» Dataset entries for page text:
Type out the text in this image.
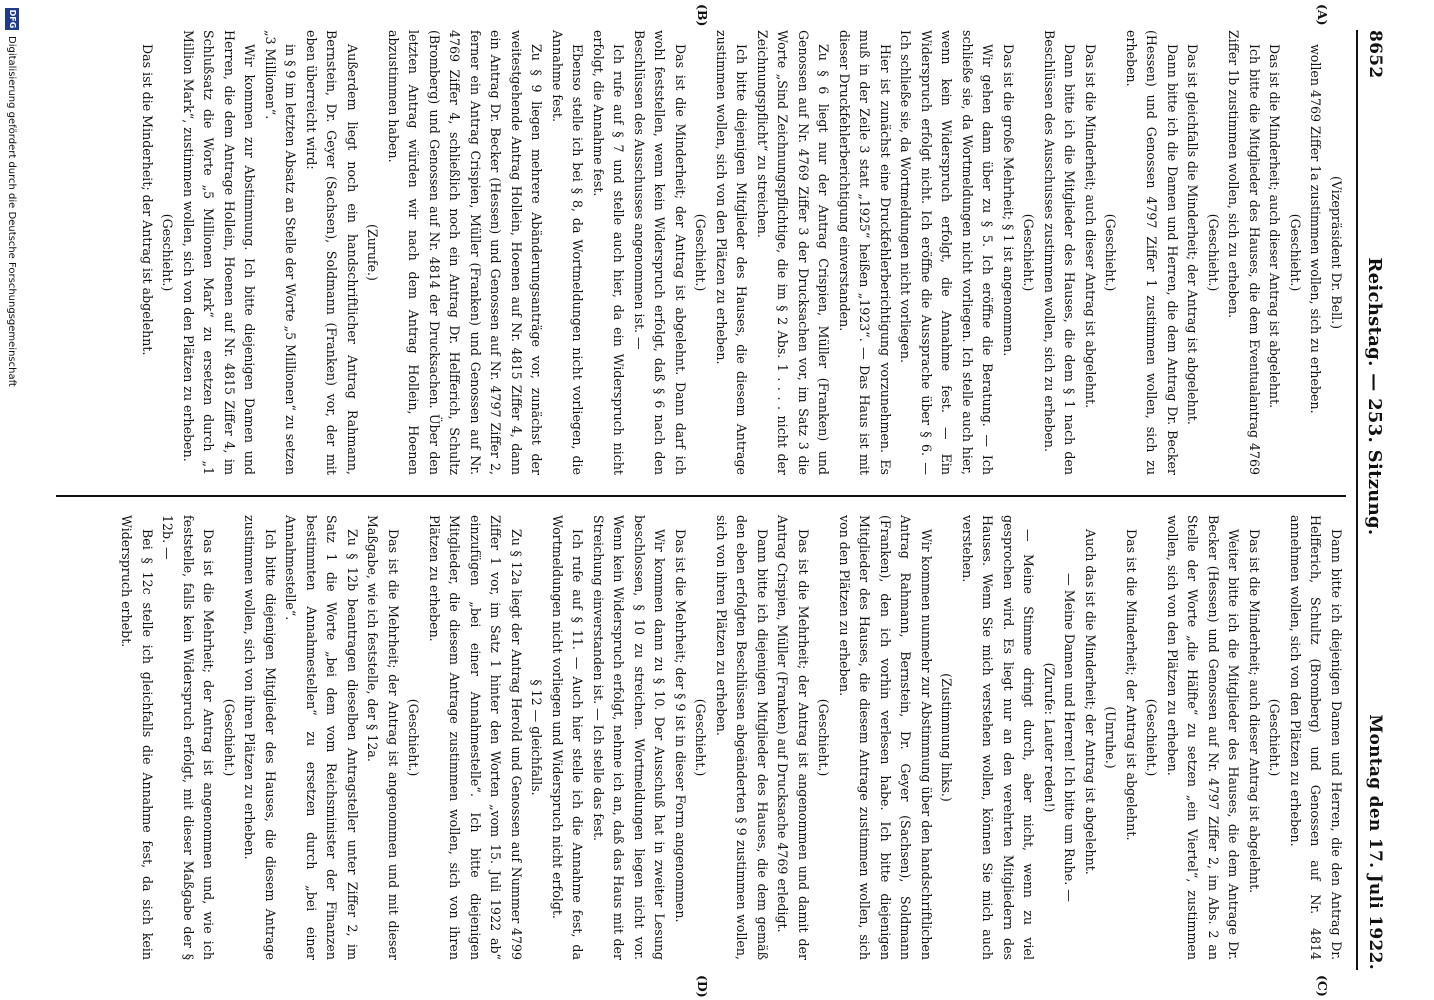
8652
Reichstag. — 253. Sitzung.
Montag den 17. Juli 1922.

(Vizepräsident Dr. Bell.)

wollen 4769 Ziffer 1a zustimmen wollen, sich zu erheben.

(Geschieht.)

Das ist die Minderheit; auch dieser Antrag ist abgelehnt.

Ich bitte die Mitglieder des Hauses, die dem Eventualantrag 4769 Ziffer 1b zustimmen wollen, sich zu erheben.

(Geschieht.)

Das ist gleichfalls die Minderheit; der Antrag ist abgelehnt.

Dann bitte ich die Damen und Herren, die dem Antrag Dr. Becker (Hessen) und Genossen 4797 Ziffer 1 zustimmen wollen, sich zu erheben.

(Geschieht.)

Das ist die Minderheit; auch dieser Antrag ist abgelehnt.

Dann bitte ich die Mitglieder des Hauses, die dem § 1 nach den Beschlüssen des Ausschusses zustimmen wollen, sich zu erheben.

(Geschieht.)

Das ist die große Mehrheit; § 1 ist angenommen.

Wir gehen dann über zu § 5. Ich eröffne die Beratung. — Ich schließe sie, da Wortmeldungen nicht vorliegen. Ich stelle auch hier, wenn kein Widerspruch erfolgt, die Annahme fest. — Ein Widerspruch erfolgt nicht. Ich eröffne die Aussprache über § 6. — Ich schließe sie, da Wortmeldungen nicht vorliegen.

Hier ist zunächst eine Druckfehlerberichtigung vorzunehmen. Es muß in der Zeile 3 statt „1925“ heißen „1923“. — Das Haus ist mit dieser Druckfehlerberichtigung einverstanden.

Zu § 6 liegt nur der Antrag Crispien, Müller (Franken) und Genossen auf Nr. 4769 Ziffer 3 der Drucksachen vor, im Satz 3 die Worte „Sind Zeichnungspflichtige, die im § 2 Abs. 1 . . . . nicht der Zeichnungspflicht“ zu streichen.

Ich bitte diejenigen Mitglieder des Hauses, die diesem Antrage zustimmen wollen, sich von den Plätzen zu erheben.

(Geschieht.)

Das ist die Minderheit; der Antrag ist abgelehnt. Dann darf ich wohl feststellen, wenn kein Widerspruch erfolgt, daß § 6 nach den Beschlüssen des Ausschusses angenommen ist. —

Ich rufe auf § 7 und stelle auch hier, da ein Widerspruch nicht erfolgt, die Annahme fest.

Ebenso stelle ich bei § 8, da Wortmeldungen nicht vorliegen, die Annahme fest.

Zu § 9 liegen mehrere Abänderungsanträge vor, zunächst der weitestgehende Antrag Hollein, Hoenen auf Nr. 4815 Ziffer 4, dann ein Antrag Dr. Becker (Hessen) und Genossen auf Nr. 4797 Ziffer 2, ferner ein Antrag Crispien, Müller (Franken) und Genossen auf Nr. 4769 Ziffer 4, schließlich noch ein Antrag Dr. Helfferich, Schultz (Bromberg) und Genossen auf Nr. 4814 der Drucksachen. Über den letzten Antrag würden wir nach dem Antrag Hollein, Hoenen abzustimmen haben.

(Zurufe.)

Außerdem liegt noch ein handschriftlicher Antrag Rahmann, Bernstein, Dr. Geyer (Sachsen), Soldmann (Franken) vor, der mit eben überreicht wird:

in § 9 im letzten Absatz an Stelle der Worte „5 Millionen“ zu setzen „3 Millionen“.

Wir kommen zur Abstimmung. Ich bitte diejenigen Damen und Herren, die dem Antrage Hollein, Hoenen auf Nr. 4815 Ziffer 4, im Schlußsatz die Worte „5 Millionen Mark“ zu ersetzen durch „1 Million Mark“, zustimmen wollen, sich von den Plätzen zu erheben.

(Geschieht.)

Das ist die Minderheit; der Antrag ist abgelehnt.

Dann bitte ich diejenigen Damen und Herren, die den Antrag Dr. Helfferich, Schultz (Bromberg) und Genossen auf Nr. 4814 annehmen wollen, sich von den Plätzen zu erheben.

(Geschieht.)

Das ist die Minderheit; auch dieser Antrag ist abgelehnt.

Weiter bitte ich die Mitglieder des Hauses, die dem Antrage Dr. Becker (Hessen) und Genossen auf Nr. 4797 Ziffer 2, im Abs. 2 an Stelle der Worte „die Hälfte“ zu setzen „ein Viertel“, zustimmen wollen, sich von den Plätzen zu erheben.

(Geschieht.)

Das ist die Minderheit; der Antrag ist abgelehnt.

(Unruhe.)

Auch das ist die Minderheit; der Antrag ist abgelehnt.

— Meine Damen und Herren! Ich bitte um Ruhe. —

(Zurufe: Lauter reden!)

— Meine Stimme dringt durch, aber nicht, wenn zu viel gesprochen wird. Es liegt nur an den verehrten Mitgliedern des Hauses. Wenn Sie mich verstehen wollen, können Sie mich auch verstehen.

(Zustimmung links.)

Wir kommen nunmehr zur Abstimmung über den handschriftlichen Antrag Rahmann, Bernstein, Dr. Geyer (Sachsen), Soldmann (Franken), den ich vorhin verlesen habe. Ich bitte diejenigen Mitglieder des Hauses, die diesem Antrage zustimmen wollen, sich von den Plätzen zu erheben.

(Geschieht.)

Das ist die Mehrheit; der Antrag ist angenommen und damit der Antrag Crispien, Müller (Franken) auf Drucksache 4769 erledigt.

Dann bitte ich diejenigen Mitglieder des Hauses, die dem gemäß den eben erfolgten Beschlüssen abgeänderten § 9 zustimmen wollen, sich von ihren Plätzen zu erheben.

(Geschieht.)

Das ist die Mehrheit; der § 9 ist in dieser Form angenommen.

Wir kommen dann zu § 10. Der Ausschuß hat in zweiter Lesung beschlossen, § 10 zu streichen. Wortmeldungen liegen nicht vor. Wenn kein Widerspruch erfolgt, nehme ich an, daß das Haus mit der Streichung einverstanden ist. — Ich stelle das fest.

Ich rufe auf § 11. — Auch hier stelle ich die Annahme fest, da Wortmeldungen nicht vorliegen und Widerspruch nicht erfolgt.

§ 12 — gleichfalls.

Zu § 12a liegt der Antrag Herold und Genossen auf Nummer 4799 Ziffer 1 vor, im Satz 1 hinter den Worten „vom 15. Juli 1922 ab“ einzufügen „bei einer Annahmestelle“. Ich bitte diejenigen Mitglieder, die diesem Antrage zustimmen wollen, sich von ihren Plätzen zu erheben.

(Geschieht.)

Das ist die Mehrheit; der Antrag ist angenommen und mit dieser Maßgabe, wie ich feststelle, der § 12a.

Zu § 12b beantragen dieselben Antragsteller unter Ziffer 2, im Satz 1 die Worte „bei dem vom Reichsminister der Finanzen bestimmten Annahmestellen“ zu ersetzen durch „bei einer Annahmestelle“.

Ich bitte diejenigen Mitglieder des Hauses, die diesem Antrage zustimmen wollen, sich von ihren Plätzen zu erheben.

(Geschieht.)

Das ist die Mehrheit; der Antrag ist angenommen und, wie ich feststelle, falls kein Widerspruch erfolgt, mit dieser Maßgabe der § 12b. —

Bei § 12c stelle ich gleichfalls die Annahme fest, da sich kein Widerspruch erhebt.

(A)
(B)
(C)
(D)
DFG
Digitalisierung gefördert durch die Deutsche Forschungsgemeinschaft
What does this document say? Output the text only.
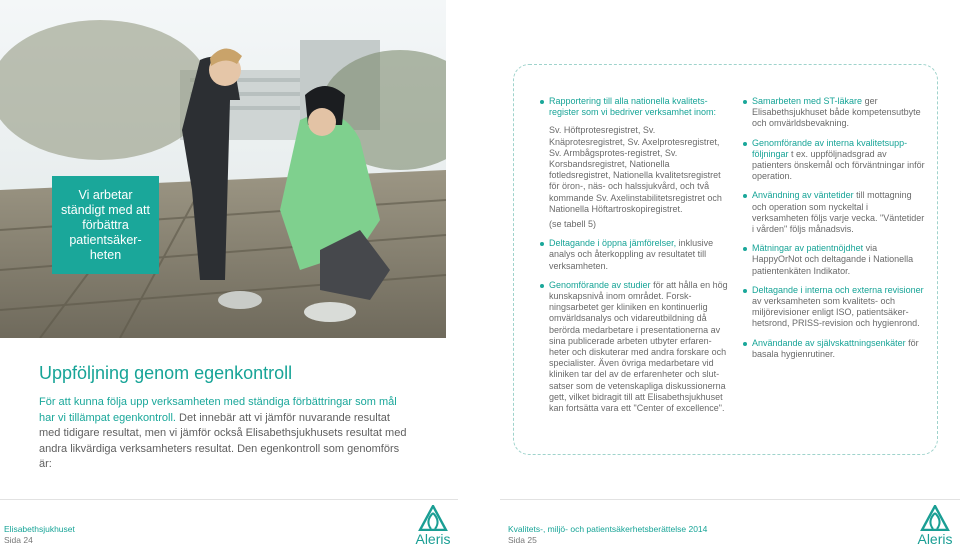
Vi arbetar ständigt med att förbättra patientsäker-heten
Uppföljning genom egenkontroll

För att kunna följa upp verksamheten med ständiga förbättringar som mål har vi tillämpat egenkontroll. Det innebär att vi jämför nuvarande resultat med tidigare resultat, men vi jämför också Elisabethsjukhusets resultat med andra likvärdiga verksamheters resultat. Den egenkontroll som genomförs är:

Rapportering till alla nationella kvalitets-register som vi bedriver verksamhet inom:
Sv. Höftprotesregistret, Sv. Knäprotesregistret, Sv. Axelprotesregistret, Sv. Armbågsprotes-registret, Sv. Korsbandsregistret, Nationella fotledsregistret, Nationella kvalitetsregistret för öron-, näs- och halssjukvård, och två kommande Sv. Axelinstabilitetsregistret och Nationella Höftartroskopiregistret.
(se tabell 5)
Deltagande i öppna jämförelser, inklusive analys och återkoppling av resultatet till verksamheten.
Genomförande av studier för att hålla en hög kunskapsnivå inom området. Forsk-ningsarbetet ger kliniken en kontinuerlig omvärldsanalys och vidareutbildning då berörda medarbetare i presentationerna av sina publicerade arbeten utbyter erfaren-heter och diskuterar med andra forskare och specialister. Även övriga medarbetare vid kliniken tar del av de erfarenheter och slut-satser som de vetenskapliga diskussionerna gett, vilket bidragit till att Elisabethsjukhuset kan fortsätta vara ett "Center of excellence".
Samarbeten med ST-läkare ger Elisabethsjukhuset både kompetensutbyte och omvärldsbevakning.
Genomförande av interna kvalitetsupp-följningar t ex. uppföljnadsgrad av patienters önskemål och förväntningar inför operation.
Användning av väntetider till mottagning och operation som nyckeltal i verksamheten följs varje vecka. "Väntetider i vården" följs månadsvis.
Mätningar av patientnöjdhet via HappyOrNot och deltagande i Nationella patientenkäten Indikator.
Deltagande i interna och externa revisioner av verksamheten som kvalitets- och miljörevisioner enligt ISO, patientsäker-hetsrond, PRISS-revision och hygienrond.
Användande av självskattningsenkäter för basala hygienrutiner.
Elisabethsjukhuset
Sida 24	Aleris
Kvalitets-, miljö- och patientsäkerhetsberättelse 2014
Sida 25	Aleris
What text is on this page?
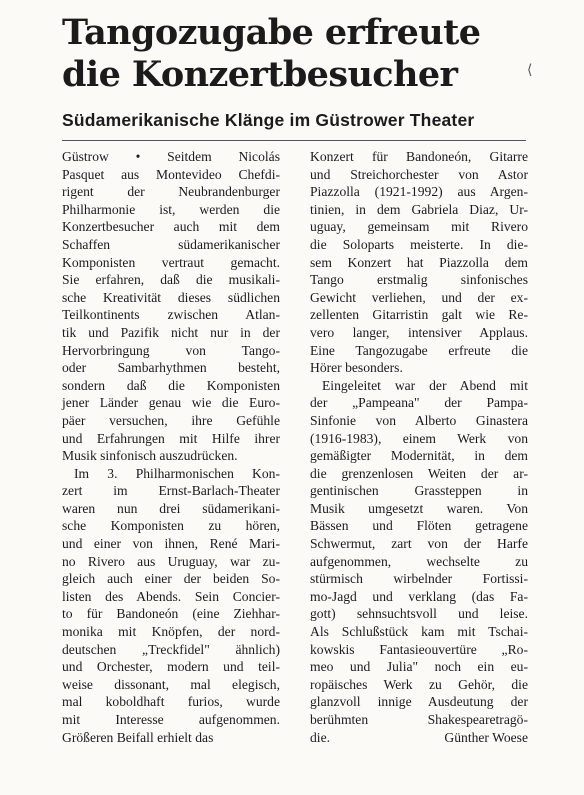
Tangozugabe erfreute
die Konzertbesucher	⟨
Südamerikanische Klänge im Güstrower Theater

Güstrow • Seitdem Nicolás
Pasquet aus Montevideo Chefdi-
rigent der Neubrandenburger
Philharmonie ist, werden die
Konzertbesucher auch mit dem
Schaffen südamerikanischer
Komponisten vertraut gemacht.
Sie erfahren, daß die musikali-
sche Kreativität dieses südlichen
Teilkontinents zwischen Atlan-
tik und Pazifik nicht nur in der
Hervorbringung von Tango-
oder Sambarhythmen besteht,
sondern daß die Komponisten
jener Länder genau wie die Euro-
päer versuchen, ihre Gefühle
und Erfahrungen mit Hilfe ihrer
Musik sinfonisch auszudrücken.

Im 3. Philharmonischen Kon-
zert im Ernst-Barlach-Theater
waren nun drei südamerikani-
sche Komponisten zu hören,
und einer von ihnen, René Mari-
no Rivero aus Uruguay, war zu-
gleich auch einer der beiden So-
listen des Abends. Sein Concier-
to für Bandoneón (eine Ziehhar-
monika mit Knöpfen, der nord-
deutschen „Treckfidel" ähnlich)
und Orchester, modern und teil-
weise dissonant, mal elegisch,
mal koboldhaft furios, wurde
mit Interesse aufgenommen.
Größeren Beifall erhielt das

Konzert für Bandoneón, Gitarre
und Streichorchester von Astor
Piazzolla (1921-1992) aus Argen-
tinien, in dem Gabriela Diaz, Ur-
uguay, gemeinsam mit Rivero
die Soloparts meisterte. In die-
sem Konzert hat Piazzolla dem
Tango erstmalig sinfonisches
Gewicht verliehen, und der ex-
zellenten Gitarristin galt wie Re-
vero langer, intensiver Applaus.
Eine Tangozugabe erfreute die
Hörer besonders.

Eingeleitet war der Abend mit
der „Pampeana" der Pampa-
Sinfonie von Alberto Ginastera
(1916-1983), einem Werk von
gemäßigter Modernität, in dem
die grenzenlosen Weiten der ar-
gentinischen Grassteppen in
Musik umgesetzt waren. Von
Bässen und Flöten getragene
Schwermut, zart von der Harfe
aufgenommen, wechselte zu
stürmisch wirbelnder Fortissi-
mo-Jagd und verklang (das Fa-
gott) sehnsuchtsvoll und leise.
Als Schlußstück kam mit Tschai-
kowskis Fantasieouvertüre „Ro-
meo und Julia" noch ein eu-
ropäisches Werk zu Gehör, die
glanzvoll innige Ausdeutung der
berühmten Shakespearetragö-
die.	Günther Woese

» What is being asked:
The answer is every line in the data where the word "Abstimmung" appears.

» Exercise output:
Wir kommen zur Abstimmung. Ich bitte diejenigen Damen und Herren, die dem Antrage Hollein, Hoenen auf Nr. 4815 Ziffer 4, im Schlußsatz die Worte „5 Millionen Mark“ zu ersetzen durch „1 Million Mark“, zustimmen wollen, sich von den Plätzen zu erheben.
Wir kommen nunmehr zur Abstimmung über den handschriftlichen Antrag Rahmann, Bernstein, Dr. Geyer (Sachsen), Soldmann (Franken), den ich vorhin verlesen habe. Ich bitte diejenigen Mitglieder des Hauses, die diesem Antrage zustimmen wollen, sich von den Plätzen zu erheben.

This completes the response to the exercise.